[Dataset entries]
-----
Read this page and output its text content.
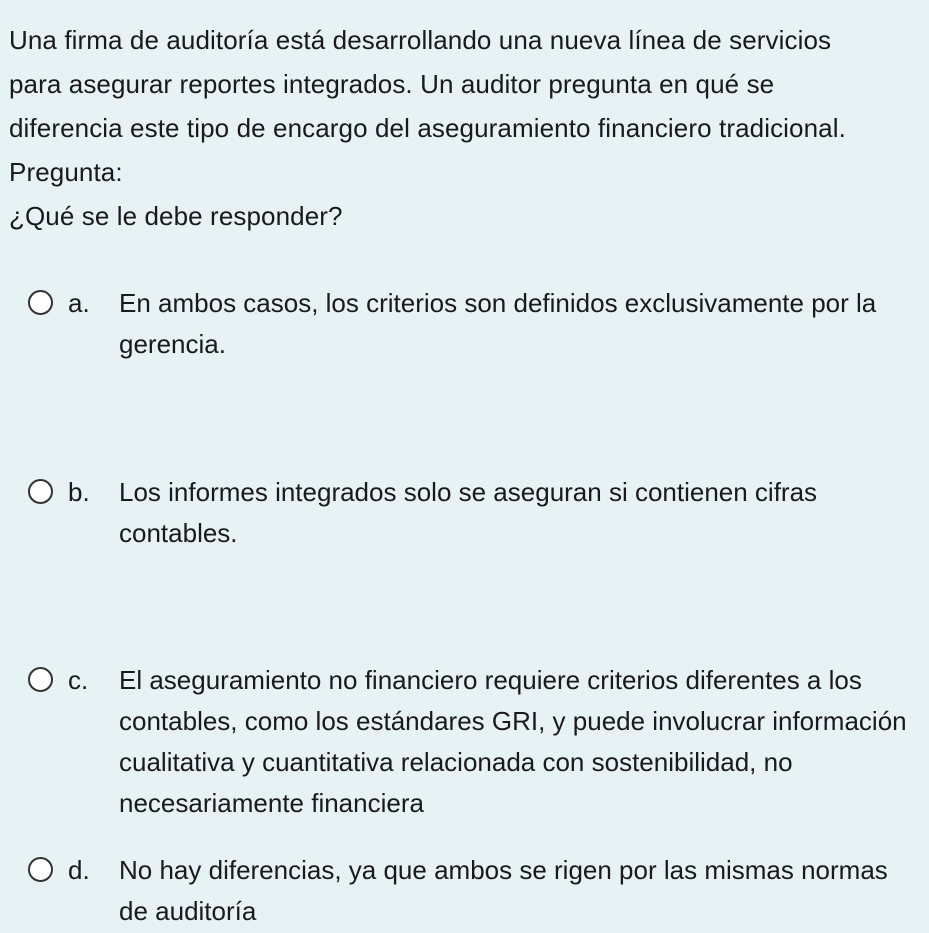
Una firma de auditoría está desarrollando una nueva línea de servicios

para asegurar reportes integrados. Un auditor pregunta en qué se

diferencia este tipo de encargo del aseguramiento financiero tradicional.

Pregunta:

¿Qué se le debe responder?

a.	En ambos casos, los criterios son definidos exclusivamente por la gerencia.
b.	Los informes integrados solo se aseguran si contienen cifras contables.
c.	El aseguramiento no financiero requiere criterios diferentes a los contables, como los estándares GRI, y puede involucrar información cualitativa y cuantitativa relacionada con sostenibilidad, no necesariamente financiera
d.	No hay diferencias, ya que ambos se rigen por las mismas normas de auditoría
-----
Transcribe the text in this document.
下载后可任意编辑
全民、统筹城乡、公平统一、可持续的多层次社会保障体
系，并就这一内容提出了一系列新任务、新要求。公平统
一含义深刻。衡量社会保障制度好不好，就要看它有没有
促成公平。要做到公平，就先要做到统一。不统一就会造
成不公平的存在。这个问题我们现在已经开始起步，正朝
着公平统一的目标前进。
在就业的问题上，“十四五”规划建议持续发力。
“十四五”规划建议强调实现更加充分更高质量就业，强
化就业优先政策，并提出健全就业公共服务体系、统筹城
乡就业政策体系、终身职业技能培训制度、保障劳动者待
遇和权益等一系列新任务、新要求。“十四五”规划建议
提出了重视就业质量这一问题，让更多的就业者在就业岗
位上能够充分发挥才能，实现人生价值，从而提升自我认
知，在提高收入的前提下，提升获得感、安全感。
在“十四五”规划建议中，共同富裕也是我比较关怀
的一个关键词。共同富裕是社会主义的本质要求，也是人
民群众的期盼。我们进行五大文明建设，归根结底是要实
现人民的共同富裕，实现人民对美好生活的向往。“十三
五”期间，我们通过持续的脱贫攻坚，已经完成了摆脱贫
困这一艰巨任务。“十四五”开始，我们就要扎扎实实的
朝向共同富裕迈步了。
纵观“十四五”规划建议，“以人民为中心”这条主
-----
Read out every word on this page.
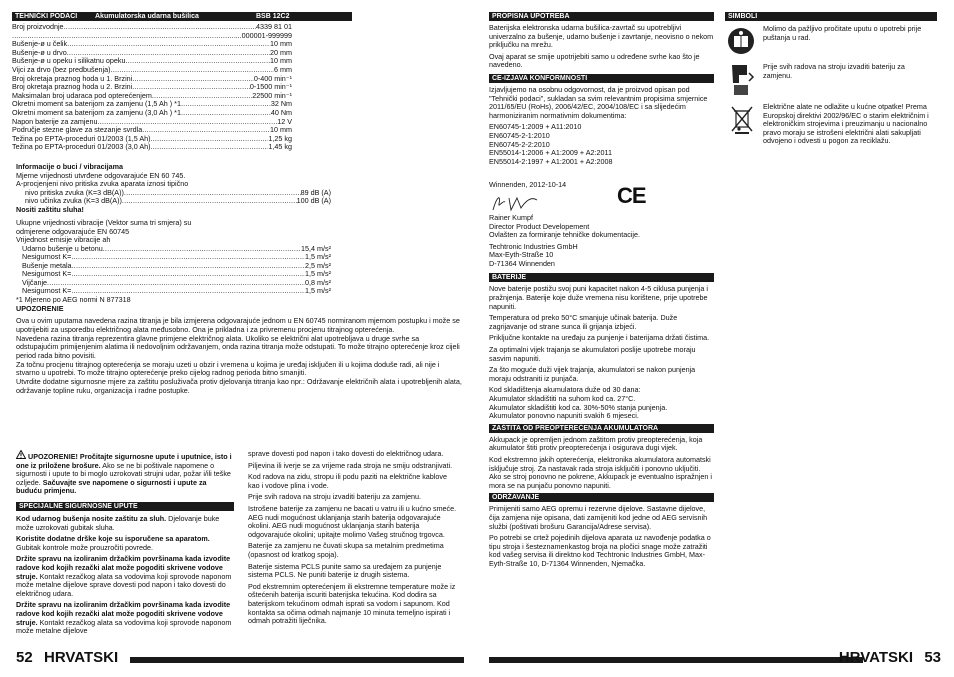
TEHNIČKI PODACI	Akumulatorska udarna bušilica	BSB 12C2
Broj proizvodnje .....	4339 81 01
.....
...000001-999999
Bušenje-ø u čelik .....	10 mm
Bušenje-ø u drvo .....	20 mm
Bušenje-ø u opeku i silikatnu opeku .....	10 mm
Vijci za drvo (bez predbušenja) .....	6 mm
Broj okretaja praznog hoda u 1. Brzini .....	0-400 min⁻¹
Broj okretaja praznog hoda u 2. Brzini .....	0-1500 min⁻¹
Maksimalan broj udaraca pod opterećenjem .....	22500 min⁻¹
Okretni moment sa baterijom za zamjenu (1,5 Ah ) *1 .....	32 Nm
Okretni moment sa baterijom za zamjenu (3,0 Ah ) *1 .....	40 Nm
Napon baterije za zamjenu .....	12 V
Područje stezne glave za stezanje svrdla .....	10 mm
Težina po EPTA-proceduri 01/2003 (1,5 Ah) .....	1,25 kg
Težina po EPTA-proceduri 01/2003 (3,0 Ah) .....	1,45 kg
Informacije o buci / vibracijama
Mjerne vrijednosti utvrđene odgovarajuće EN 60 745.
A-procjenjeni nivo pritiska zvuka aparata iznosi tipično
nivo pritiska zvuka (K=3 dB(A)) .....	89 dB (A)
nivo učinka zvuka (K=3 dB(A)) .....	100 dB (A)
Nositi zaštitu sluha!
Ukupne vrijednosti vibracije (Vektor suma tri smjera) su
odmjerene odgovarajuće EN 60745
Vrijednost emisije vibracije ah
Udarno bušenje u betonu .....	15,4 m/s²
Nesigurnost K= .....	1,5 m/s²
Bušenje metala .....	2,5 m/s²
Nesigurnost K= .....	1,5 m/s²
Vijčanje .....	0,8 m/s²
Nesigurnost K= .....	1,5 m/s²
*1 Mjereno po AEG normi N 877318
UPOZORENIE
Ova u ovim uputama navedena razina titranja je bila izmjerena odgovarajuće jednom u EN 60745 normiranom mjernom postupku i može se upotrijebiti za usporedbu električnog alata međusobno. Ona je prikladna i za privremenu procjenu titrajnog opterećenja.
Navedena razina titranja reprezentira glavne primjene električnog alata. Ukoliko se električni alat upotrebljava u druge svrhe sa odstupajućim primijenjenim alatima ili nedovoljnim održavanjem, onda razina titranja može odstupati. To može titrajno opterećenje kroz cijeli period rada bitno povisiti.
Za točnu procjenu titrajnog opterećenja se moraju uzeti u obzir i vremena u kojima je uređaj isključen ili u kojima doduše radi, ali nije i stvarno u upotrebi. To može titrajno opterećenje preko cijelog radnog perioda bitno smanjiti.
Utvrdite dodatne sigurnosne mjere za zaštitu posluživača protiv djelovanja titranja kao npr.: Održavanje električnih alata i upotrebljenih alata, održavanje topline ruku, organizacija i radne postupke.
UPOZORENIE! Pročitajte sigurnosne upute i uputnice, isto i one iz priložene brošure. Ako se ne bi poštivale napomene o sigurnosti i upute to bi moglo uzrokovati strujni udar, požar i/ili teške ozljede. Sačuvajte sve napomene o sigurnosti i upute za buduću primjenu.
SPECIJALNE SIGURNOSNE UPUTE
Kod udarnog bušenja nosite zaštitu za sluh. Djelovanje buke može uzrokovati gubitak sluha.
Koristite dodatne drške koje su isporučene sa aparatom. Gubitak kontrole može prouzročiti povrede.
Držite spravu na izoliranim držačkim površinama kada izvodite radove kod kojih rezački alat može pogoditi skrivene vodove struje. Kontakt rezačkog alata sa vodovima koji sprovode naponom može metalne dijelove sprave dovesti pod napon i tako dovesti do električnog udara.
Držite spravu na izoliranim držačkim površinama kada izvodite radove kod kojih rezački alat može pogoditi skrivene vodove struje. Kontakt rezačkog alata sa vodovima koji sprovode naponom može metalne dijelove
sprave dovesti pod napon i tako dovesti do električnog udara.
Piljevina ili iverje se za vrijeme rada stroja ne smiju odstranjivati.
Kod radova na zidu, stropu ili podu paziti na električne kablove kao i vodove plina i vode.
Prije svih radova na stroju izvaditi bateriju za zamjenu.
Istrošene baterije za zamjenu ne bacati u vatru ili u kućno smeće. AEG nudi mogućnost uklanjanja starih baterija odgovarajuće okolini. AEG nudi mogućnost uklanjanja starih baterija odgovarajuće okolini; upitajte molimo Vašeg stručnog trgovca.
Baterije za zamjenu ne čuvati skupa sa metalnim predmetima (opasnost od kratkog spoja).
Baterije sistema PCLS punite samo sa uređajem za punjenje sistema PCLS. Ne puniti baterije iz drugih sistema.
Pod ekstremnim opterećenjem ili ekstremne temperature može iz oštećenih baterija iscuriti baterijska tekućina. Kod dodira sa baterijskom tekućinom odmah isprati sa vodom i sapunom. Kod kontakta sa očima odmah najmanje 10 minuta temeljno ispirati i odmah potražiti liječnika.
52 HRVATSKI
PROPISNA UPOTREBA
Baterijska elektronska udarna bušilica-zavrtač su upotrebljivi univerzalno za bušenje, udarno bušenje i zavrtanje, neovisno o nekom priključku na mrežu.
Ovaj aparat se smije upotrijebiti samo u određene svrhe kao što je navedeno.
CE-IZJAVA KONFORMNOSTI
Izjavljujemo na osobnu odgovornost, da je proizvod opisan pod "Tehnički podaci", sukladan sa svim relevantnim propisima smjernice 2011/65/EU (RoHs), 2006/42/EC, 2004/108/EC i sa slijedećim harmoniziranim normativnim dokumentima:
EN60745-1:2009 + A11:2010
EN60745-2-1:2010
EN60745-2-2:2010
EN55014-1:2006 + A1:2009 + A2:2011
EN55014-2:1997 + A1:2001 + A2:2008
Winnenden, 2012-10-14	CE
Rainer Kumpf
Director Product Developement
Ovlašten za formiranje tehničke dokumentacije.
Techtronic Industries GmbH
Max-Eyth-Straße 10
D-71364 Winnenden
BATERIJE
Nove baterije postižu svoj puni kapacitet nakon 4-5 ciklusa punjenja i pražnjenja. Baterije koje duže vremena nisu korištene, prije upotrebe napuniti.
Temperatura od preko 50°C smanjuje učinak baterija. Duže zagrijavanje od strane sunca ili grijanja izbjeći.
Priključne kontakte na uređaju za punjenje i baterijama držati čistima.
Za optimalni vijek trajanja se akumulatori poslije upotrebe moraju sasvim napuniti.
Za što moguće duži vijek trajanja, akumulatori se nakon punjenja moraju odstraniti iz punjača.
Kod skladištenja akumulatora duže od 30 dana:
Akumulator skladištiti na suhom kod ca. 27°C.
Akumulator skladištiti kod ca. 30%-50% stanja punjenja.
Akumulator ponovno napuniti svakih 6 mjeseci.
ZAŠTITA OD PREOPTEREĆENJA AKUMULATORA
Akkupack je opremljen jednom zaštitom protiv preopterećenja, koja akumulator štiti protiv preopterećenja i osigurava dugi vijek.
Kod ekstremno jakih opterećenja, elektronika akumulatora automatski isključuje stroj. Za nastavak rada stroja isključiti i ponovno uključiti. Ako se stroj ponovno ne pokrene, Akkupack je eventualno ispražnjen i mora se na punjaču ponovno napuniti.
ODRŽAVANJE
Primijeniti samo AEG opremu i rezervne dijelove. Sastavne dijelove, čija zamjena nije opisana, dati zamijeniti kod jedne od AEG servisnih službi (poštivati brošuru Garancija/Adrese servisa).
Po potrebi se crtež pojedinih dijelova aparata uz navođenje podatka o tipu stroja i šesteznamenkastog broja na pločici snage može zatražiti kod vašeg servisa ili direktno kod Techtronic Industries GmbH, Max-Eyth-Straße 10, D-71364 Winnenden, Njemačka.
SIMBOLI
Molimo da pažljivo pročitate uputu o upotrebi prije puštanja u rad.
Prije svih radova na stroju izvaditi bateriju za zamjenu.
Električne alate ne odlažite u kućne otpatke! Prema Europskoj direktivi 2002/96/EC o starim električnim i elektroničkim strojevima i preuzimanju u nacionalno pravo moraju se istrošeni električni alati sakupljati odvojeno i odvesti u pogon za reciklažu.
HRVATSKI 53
-----
Task description: Which lines above hold the word "servisa"? Copy each of them.

Correct result:
Primijeniti samo AEG opremu i rezervne dijelove. Sastavne dijelove, čija zamjena nije opisana, dati zamijeniti kod jedne od AEG servisnih službi (poštivati brošuru Garancija/Adrese servisa).
Po potrebi se crtež pojedinih dijelova aparata uz navođenje podatka o tipu stroja i šesteznamenkastog broja na pločici snage može zatražiti kod vašeg servisa ili direktno kod Techtronic Industries GmbH, Max-Eyth-Straße 10, D-71364 Winnenden, Njemačka.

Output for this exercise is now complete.